Find the word "document" in the records below. List each line containing it.

┄┄┄┄┄┄┄┄┄┄┄┄┄┄┄┄┄┄┄┄

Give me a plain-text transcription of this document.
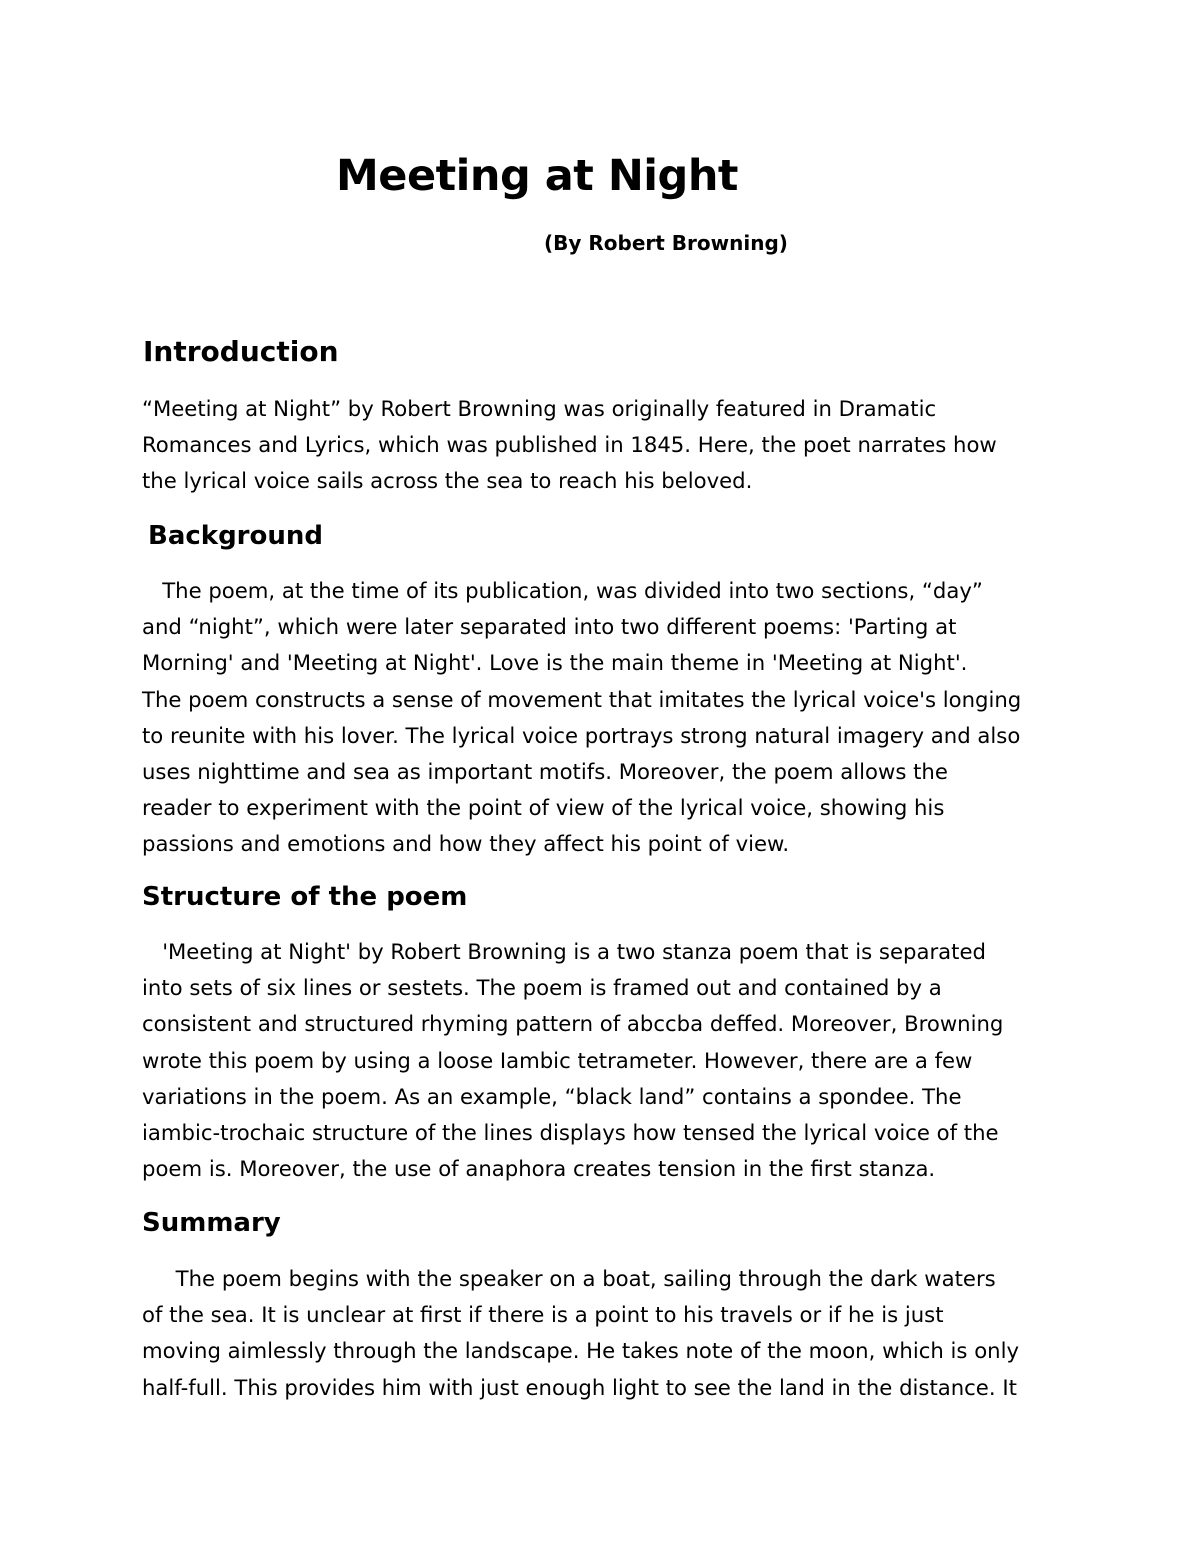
Meeting at Night

(By Robert Browning)

Introduction

“Meeting at Night” by Robert Browning was originally featured in Dramatic
Romances and Lyrics, which was published in 1845. Here, the poet narrates how
the lyrical voice sails across the sea to reach his beloved.

Background

The poem, at the time of its publication, was divided into two sections, “day”
and “night”, which were later separated into two different poems: 'Parting at
Morning' and 'Meeting at Night'. Love is the main theme in 'Meeting at Night'.
The poem constructs a sense of movement that imitates the lyrical voice's longing
to reunite with his lover. The lyrical voice portrays strong natural imagery and also
uses nighttime and sea as important motifs. Moreover, the poem allows the
reader to experiment with the point of view of the lyrical voice, showing his
passions and emotions and how they affect his point of view.

Structure of the poem

'Meeting at Night' by Robert Browning is a two stanza poem that is separated
into sets of six lines or sestets. The poem is framed out and contained by a
consistent and structured rhyming pattern of abccba deffed. Moreover, Browning
wrote this poem by using a loose Iambic tetrameter. However, there are a few
variations in the poem. As an example, “black land” contains a spondee. The
iambic-trochaic structure of the lines displays how tensed the lyrical voice of the
poem is. Moreover, the use of anaphora creates tension in the first stanza.

Summary

The poem begins with the speaker on a boat, sailing through the dark waters
of the sea. It is unclear at first if there is a point to his travels or if he is just
moving aimlessly through the landscape. He takes note of the moon, which is only
half-full. This provides him with just enough light to see the land in the distance. It
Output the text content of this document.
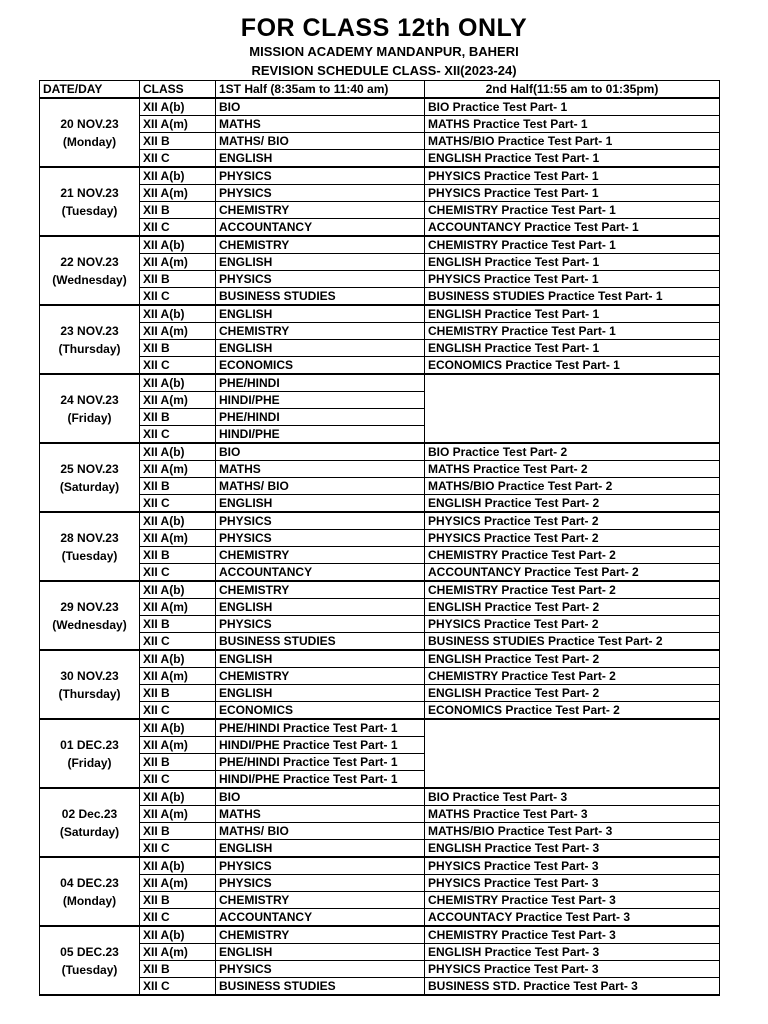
FOR CLASS 12th ONLY
MISSION ACADEMY MANDANPUR, BAHERI
REVISION SCHEDULE CLASS- XII(2023-24)
DATE/DAY	CLASS	1ST Half (8:35am to 11:40 am)	2nd Half(11:55 am to 01:35pm)

20 NOV.23
(Monday)	XII A(b)	BIO	BIO Practice Test Part- 1
	XII A(m)	MATHS	MATHS Practice Test Part- 1
	XII B	MATHS/ BIO	MATHS/BIO Practice Test Part- 1
	XII C	ENGLISH	ENGLISH Practice Test Part- 1

21 NOV.23
(Tuesday)	XII A(b)	PHYSICS	PHYSICS Practice Test Part- 1
	XII A(m)	PHYSICS	PHYSICS Practice Test Part- 1
	XII B	CHEMISTRY	CHEMISTRY Practice Test Part- 1
	XII C	ACCOUNTANCY	ACCOUNTANCY Practice Test Part- 1

22 NOV.23
(Wednesday)	XII A(b)	CHEMISTRY	CHEMISTRY Practice Test Part- 1
	XII A(m)	ENGLISH	ENGLISH Practice Test Part- 1
	XII B	PHYSICS	PHYSICS Practice Test Part- 1
	XII C	BUSINESS STUDIES	BUSINESS STUDIES Practice Test Part- 1

23 NOV.23
(Thursday)	XII A(b)	ENGLISH	ENGLISH Practice Test Part- 1
	XII A(m)	CHEMISTRY	CHEMISTRY Practice Test Part- 1
	XII B	ENGLISH	ENGLISH Practice Test Part- 1
	XII C	ECONOMICS	ECONOMICS Practice Test Part- 1

24 NOV.23
(Friday)	XII A(b)	PHE/HINDI	
	XII A(m)	HINDI/PHE	
	XII B	PHE/HINDI	
	XII C	HINDI/PHE	

25 NOV.23
(Saturday)	XII A(b)	BIO	BIO Practice Test Part- 2
	XII A(m)	MATHS	MATHS Practice Test Part- 2
	XII B	MATHS/ BIO	MATHS/BIO Practice Test Part- 2
	XII C	ENGLISH	ENGLISH Practice Test Part- 2

28 NOV.23
(Tuesday)	XII A(b)	PHYSICS	PHYSICS Practice Test Part- 2
	XII A(m)	PHYSICS	PHYSICS Practice Test Part- 2
	XII B	CHEMISTRY	CHEMISTRY Practice Test Part- 2
	XII C	ACCOUNTANCY	ACCOUNTANCY Practice Test Part- 2

29 NOV.23
(Wednesday)	XII A(b)	CHEMISTRY	CHEMISTRY Practice Test Part- 2
	XII A(m)	ENGLISH	ENGLISH Practice Test Part- 2
	XII B	PHYSICS	PHYSICS Practice Test Part- 2
	XII C	BUSINESS STUDIES	BUSINESS STUDIES Practice Test Part- 2

30 NOV.23
(Thursday)	XII A(b)	ENGLISH	ENGLISH Practice Test Part- 2
	XII A(m)	CHEMISTRY	CHEMISTRY Practice Test Part- 2
	XII B	ENGLISH	ENGLISH Practice Test Part- 2
	XII C	ECONOMICS	ECONOMICS Practice Test Part- 2

01 DEC.23
(Friday)	XII A(b)	PHE/HINDI Practice Test Part- 1	
	XII A(m)	HINDI/PHE Practice Test Part- 1	
	XII B	PHE/HINDI Practice Test Part- 1	
	XII C	HINDI/PHE Practice Test Part- 1	

02 Dec.23
(Saturday)	XII A(b)	BIO	BIO Practice Test Part- 3
	XII A(m)	MATHS	MATHS Practice Test Part- 3
	XII B	MATHS/ BIO	MATHS/BIO Practice Test Part- 3
	XII C	ENGLISH	ENGLISH Practice Test Part- 3

04 DEC.23
(Monday)	XII A(b)	PHYSICS	PHYSICS Practice Test Part- 3
	XII A(m)	PHYSICS	PHYSICS Practice Test Part- 3
	XII B	CHEMISTRY	CHEMISTRY Practice Test Part- 3
	XII C	ACCOUNTANCY	ACCOUNTACY Practice Test Part- 3

05 DEC.23
(Tuesday)	XII A(b)	CHEMISTRY	CHEMISTRY Practice Test Part- 3
	XII A(m)	ENGLISH	ENGLISH Practice Test Part- 3
	XII B	PHYSICS	PHYSICS Practice Test Part- 3
	XII C	BUSINESS STUDIES	BUSINESS STD. Practice Test Part- 3
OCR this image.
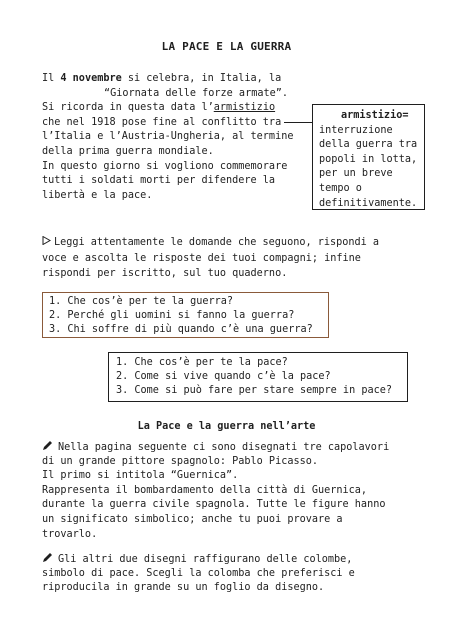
LA PACE E LA GUERRA
Il 4 novembre si celebra, in Italia, la
“Giornata delle forze armate”.
Si ricorda in questa data l’armistizio
che nel 1918 pose fine al conflitto tra
l’Italia e l’Austria-Ungheria, al termine
della prima guerra mondiale.
In questo giorno si vogliono commemorare
tutti i soldati morti per difendere la
libertà e la pace.
armistizio=
interruzione
della guerra tra
popoli in lotta,
per un breve
tempo o
definitivamente.
Leggi attentamente le domande che seguono, rispondi a
voce e ascolta le risposte dei tuoi compagni; infine
rispondi per iscritto, sul tuo quaderno.
1. Che cos’è per te la guerra?
2. Perché gli uomini si fanno la guerra?
3. Chi soffre di più quando c’è una guerra?
1. Che cos’è per te la pace?
2. Come si vive quando c’è la pace?
3. Come si può fare per stare sempre in pace?
La Pace e la guerra nell’arte
Nella pagina seguente ci sono disegnati tre capolavori
di un grande pittore spagnolo: Pablo Picasso.
Il primo si intitola “Guernica”.
Rappresenta il bombardamento della città di Guernica,
durante la guerra civile spagnola. Tutte le figure hanno
un significato simbolico; anche tu puoi provare a
trovarlo.
Gli altri due disegni raffigurano delle colombe,
simbolo di pace. Scegli la colomba che preferisci e
riproducila in grande su un foglio da disegno.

┄┄┄┄┄┄┄┄┄┄┄┄┄┄┄┄┄┄┄┄

TASK SOLUTION ::
Give me a plain-text transcription of this document.
Output the text content of this document.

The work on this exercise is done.